### Work instructions
Filter the data below for the string "euismod" and copy each matching line.

== Supplied material ==

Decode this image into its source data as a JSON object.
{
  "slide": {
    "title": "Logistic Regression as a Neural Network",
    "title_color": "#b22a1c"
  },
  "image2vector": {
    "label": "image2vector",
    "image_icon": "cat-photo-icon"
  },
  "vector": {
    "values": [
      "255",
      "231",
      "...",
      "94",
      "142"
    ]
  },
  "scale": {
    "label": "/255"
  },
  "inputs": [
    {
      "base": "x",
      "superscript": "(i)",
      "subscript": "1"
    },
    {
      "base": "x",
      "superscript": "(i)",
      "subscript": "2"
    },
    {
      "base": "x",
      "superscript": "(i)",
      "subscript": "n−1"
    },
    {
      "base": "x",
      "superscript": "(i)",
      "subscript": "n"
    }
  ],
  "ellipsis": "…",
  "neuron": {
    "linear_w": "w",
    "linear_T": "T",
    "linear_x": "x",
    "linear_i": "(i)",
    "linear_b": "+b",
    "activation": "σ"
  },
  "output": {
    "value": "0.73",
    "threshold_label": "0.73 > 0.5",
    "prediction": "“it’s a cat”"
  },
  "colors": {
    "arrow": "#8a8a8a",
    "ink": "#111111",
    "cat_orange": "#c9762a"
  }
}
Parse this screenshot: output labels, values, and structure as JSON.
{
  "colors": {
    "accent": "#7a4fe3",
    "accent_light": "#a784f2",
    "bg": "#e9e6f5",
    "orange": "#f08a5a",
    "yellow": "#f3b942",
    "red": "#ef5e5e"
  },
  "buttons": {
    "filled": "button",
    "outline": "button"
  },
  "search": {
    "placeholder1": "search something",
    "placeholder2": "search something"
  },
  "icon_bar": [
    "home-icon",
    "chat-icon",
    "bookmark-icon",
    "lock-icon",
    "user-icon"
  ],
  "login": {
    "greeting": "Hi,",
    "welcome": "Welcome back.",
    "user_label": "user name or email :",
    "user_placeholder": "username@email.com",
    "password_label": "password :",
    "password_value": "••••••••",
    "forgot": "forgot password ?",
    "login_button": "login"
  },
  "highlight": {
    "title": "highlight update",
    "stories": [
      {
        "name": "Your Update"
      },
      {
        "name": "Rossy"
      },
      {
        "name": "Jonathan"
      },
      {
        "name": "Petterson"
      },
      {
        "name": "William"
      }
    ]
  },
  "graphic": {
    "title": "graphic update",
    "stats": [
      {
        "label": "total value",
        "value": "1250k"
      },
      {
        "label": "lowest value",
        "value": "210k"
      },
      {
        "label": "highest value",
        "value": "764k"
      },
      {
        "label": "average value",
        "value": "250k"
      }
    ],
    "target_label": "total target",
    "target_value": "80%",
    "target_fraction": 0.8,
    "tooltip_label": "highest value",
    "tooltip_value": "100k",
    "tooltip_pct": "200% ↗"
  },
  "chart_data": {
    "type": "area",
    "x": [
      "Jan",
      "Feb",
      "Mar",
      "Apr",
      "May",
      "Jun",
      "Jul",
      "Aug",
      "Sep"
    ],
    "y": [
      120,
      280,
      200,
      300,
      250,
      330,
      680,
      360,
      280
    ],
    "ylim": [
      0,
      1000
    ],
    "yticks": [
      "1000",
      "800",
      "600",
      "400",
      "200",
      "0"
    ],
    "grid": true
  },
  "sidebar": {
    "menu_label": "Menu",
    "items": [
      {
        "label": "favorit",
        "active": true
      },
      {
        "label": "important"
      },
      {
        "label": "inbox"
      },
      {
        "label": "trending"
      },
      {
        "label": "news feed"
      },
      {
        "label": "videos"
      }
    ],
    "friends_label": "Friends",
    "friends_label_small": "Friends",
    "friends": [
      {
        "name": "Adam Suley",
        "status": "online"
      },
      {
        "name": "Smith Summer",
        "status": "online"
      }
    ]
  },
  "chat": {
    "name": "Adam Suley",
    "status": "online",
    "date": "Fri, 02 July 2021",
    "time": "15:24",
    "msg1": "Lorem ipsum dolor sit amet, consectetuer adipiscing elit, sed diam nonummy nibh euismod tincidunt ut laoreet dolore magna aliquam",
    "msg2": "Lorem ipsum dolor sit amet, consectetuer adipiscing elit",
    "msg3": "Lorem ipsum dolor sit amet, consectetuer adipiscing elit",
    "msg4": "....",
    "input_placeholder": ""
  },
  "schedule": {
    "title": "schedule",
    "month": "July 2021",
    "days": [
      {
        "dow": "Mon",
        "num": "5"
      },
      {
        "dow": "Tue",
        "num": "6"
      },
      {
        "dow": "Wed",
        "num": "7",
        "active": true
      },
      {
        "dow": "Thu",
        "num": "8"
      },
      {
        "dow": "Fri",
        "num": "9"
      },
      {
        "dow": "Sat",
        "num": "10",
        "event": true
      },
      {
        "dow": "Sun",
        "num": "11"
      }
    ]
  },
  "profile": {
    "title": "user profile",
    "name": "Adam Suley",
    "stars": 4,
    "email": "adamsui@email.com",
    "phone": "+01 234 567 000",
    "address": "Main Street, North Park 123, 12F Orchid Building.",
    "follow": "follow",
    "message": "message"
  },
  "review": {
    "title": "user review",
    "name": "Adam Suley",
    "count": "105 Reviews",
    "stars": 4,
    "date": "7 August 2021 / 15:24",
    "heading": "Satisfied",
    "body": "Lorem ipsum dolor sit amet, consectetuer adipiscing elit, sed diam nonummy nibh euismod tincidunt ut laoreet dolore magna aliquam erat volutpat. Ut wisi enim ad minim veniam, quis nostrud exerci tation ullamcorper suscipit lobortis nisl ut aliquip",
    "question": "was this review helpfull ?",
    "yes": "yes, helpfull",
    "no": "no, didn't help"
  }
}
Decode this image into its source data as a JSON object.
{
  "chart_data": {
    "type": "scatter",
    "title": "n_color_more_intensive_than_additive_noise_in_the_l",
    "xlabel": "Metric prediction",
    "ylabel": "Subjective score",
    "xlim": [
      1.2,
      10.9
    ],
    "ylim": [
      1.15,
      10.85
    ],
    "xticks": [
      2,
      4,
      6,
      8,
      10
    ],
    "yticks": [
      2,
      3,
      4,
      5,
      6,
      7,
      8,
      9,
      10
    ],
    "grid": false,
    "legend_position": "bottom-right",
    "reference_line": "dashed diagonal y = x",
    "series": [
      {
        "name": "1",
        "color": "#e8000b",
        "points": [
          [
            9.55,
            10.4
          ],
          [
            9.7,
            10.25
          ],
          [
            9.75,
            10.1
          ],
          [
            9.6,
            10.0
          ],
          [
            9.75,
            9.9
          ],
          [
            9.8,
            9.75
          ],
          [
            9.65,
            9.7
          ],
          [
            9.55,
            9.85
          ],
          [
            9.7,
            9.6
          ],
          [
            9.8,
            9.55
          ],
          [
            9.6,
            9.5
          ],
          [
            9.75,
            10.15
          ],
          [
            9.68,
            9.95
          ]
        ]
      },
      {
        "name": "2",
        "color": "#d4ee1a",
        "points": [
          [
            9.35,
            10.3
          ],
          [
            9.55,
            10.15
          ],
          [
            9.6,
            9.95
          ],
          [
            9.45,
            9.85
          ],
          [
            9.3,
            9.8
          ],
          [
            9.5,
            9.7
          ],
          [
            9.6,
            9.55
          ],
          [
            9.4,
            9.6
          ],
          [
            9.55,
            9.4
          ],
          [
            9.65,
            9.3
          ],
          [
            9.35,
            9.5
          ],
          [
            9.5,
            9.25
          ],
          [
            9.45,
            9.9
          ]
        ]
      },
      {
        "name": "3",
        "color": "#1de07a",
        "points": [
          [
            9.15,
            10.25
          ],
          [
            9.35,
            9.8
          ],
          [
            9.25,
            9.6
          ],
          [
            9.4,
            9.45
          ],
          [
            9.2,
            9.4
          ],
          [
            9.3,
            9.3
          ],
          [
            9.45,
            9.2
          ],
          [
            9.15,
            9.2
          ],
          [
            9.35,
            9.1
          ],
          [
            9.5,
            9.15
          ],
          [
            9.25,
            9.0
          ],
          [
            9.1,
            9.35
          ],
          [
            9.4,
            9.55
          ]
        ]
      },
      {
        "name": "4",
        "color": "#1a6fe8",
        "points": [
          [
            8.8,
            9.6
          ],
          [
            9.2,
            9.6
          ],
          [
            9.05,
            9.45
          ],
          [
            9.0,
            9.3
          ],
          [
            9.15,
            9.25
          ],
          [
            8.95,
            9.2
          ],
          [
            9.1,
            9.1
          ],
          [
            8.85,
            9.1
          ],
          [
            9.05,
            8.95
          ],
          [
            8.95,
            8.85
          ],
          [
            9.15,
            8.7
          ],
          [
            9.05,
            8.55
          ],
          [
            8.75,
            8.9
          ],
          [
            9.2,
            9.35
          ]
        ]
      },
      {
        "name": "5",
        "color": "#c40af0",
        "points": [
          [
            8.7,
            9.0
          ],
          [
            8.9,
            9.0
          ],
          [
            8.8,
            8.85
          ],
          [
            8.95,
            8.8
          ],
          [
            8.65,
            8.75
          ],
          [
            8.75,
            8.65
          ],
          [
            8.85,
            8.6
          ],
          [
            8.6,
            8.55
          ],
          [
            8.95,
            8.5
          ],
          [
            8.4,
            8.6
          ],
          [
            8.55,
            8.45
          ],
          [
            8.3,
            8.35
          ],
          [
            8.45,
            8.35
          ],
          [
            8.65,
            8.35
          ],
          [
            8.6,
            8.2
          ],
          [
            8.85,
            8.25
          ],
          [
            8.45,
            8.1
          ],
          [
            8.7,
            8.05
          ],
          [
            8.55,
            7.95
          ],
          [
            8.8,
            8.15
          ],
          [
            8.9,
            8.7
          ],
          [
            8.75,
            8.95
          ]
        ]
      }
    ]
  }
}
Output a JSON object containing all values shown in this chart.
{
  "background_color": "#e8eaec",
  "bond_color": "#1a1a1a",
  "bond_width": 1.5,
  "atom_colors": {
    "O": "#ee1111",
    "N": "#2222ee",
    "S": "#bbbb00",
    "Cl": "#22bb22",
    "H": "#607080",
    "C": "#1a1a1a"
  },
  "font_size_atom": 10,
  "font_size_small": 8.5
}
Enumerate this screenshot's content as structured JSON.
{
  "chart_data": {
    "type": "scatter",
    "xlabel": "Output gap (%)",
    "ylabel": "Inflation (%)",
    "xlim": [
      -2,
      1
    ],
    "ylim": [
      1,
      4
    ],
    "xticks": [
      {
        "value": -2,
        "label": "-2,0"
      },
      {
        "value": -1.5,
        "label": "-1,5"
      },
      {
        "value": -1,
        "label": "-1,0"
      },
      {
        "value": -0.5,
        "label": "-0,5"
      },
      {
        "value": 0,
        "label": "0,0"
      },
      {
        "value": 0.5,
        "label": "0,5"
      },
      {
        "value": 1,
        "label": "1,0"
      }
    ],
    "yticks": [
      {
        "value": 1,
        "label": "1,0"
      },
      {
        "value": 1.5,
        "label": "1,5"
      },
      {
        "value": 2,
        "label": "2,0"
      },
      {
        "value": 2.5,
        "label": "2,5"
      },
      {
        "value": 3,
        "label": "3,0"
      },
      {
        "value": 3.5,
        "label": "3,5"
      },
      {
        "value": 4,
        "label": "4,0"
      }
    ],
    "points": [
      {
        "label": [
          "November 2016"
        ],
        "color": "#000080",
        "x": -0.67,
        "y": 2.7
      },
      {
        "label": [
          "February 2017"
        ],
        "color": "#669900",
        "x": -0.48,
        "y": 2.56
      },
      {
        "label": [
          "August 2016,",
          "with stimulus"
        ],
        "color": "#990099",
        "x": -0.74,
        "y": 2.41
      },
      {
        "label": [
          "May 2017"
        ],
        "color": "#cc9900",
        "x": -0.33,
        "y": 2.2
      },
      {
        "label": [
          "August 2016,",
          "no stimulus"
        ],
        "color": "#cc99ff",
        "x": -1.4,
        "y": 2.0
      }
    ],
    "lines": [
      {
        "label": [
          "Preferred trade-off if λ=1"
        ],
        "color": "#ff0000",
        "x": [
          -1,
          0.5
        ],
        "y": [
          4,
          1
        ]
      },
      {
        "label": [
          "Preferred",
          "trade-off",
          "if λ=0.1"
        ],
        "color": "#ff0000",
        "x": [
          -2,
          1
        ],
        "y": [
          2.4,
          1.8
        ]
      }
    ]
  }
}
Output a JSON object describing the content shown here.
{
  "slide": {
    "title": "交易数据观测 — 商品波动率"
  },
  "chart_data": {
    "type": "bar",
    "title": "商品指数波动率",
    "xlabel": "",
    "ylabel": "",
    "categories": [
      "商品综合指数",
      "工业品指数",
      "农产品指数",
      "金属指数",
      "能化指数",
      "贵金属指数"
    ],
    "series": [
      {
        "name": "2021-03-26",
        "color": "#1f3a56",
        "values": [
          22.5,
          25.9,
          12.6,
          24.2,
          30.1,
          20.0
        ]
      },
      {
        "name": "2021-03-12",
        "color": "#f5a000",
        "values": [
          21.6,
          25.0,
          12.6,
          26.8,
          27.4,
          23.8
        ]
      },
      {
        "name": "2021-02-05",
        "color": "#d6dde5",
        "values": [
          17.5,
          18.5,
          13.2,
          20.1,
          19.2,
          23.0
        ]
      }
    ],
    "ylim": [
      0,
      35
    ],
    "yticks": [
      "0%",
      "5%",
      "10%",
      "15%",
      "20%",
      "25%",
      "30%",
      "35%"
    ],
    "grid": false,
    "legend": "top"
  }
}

===

### Right answer
    "msg1": "Lorem ipsum dolor sit amet, consectetuer adipiscing elit, sed diam nonummy nibh euismod tincidunt ut laoreet dolore magna aliquam",
    "body": "Lorem ipsum dolor sit amet, consectetuer adipiscing elit, sed diam nonummy nibh euismod tincidunt ut laoreet dolore magna aliquam erat volutpat. Ut wisi enim ad minim veniam, quis nostrud exerci tation ullamcorper suscipit lobortis nisl ut aliquip",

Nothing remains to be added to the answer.